▶ _Instruction_
In your copy, reproduce the entries exactly as they are, minus the images.

▶ _Records for this exercise_
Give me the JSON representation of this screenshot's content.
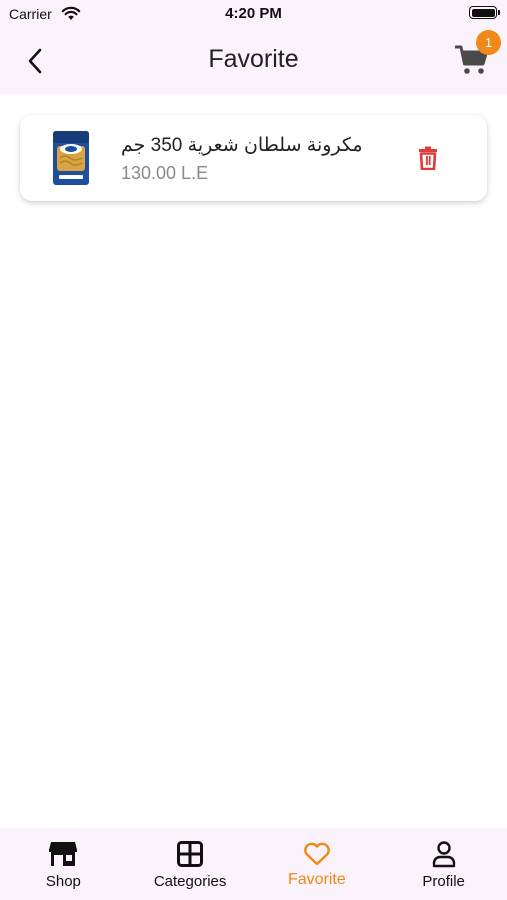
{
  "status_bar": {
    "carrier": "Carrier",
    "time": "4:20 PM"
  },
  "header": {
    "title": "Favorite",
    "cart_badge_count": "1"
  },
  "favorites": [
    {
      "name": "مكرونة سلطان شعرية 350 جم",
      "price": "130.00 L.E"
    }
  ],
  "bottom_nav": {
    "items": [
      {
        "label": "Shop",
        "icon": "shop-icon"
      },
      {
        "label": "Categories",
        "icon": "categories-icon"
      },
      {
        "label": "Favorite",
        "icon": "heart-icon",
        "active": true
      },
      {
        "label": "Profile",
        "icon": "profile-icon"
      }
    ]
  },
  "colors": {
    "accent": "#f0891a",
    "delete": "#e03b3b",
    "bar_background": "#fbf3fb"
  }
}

▶ _Exercise output_
Give me the JSON representation of this screenshot's content.
{
  "status_bar": {
    "carrier": "Carrier",
    "time": "4:20 PM"
  },
  "header": {
    "title": "Favorite",
    "cart_badge_count": "1"
  },
  "favorites": [
    {
      "name": "مكرونة سلطان شعرية 350 جم",
      "price": "130.00 L.E"
    }
  ],
  "bottom_nav": {
    "items": [
      {
        "label": "Shop",
        "icon": "shop-icon"
      },
      {
        "label": "Categories",
        "icon": "categories-icon"
      },
      {
        "label": "Favorite",
        "icon": "heart-icon",
        "active": true
      },
      {
        "label": "Profile",
        "icon": "profile-icon"
      }
    ]
  },
  "colors": {
    "accent": "#f0891a",
    "delete": "#e03b3b",
    "bar_background": "#fbf3fb"
  }
}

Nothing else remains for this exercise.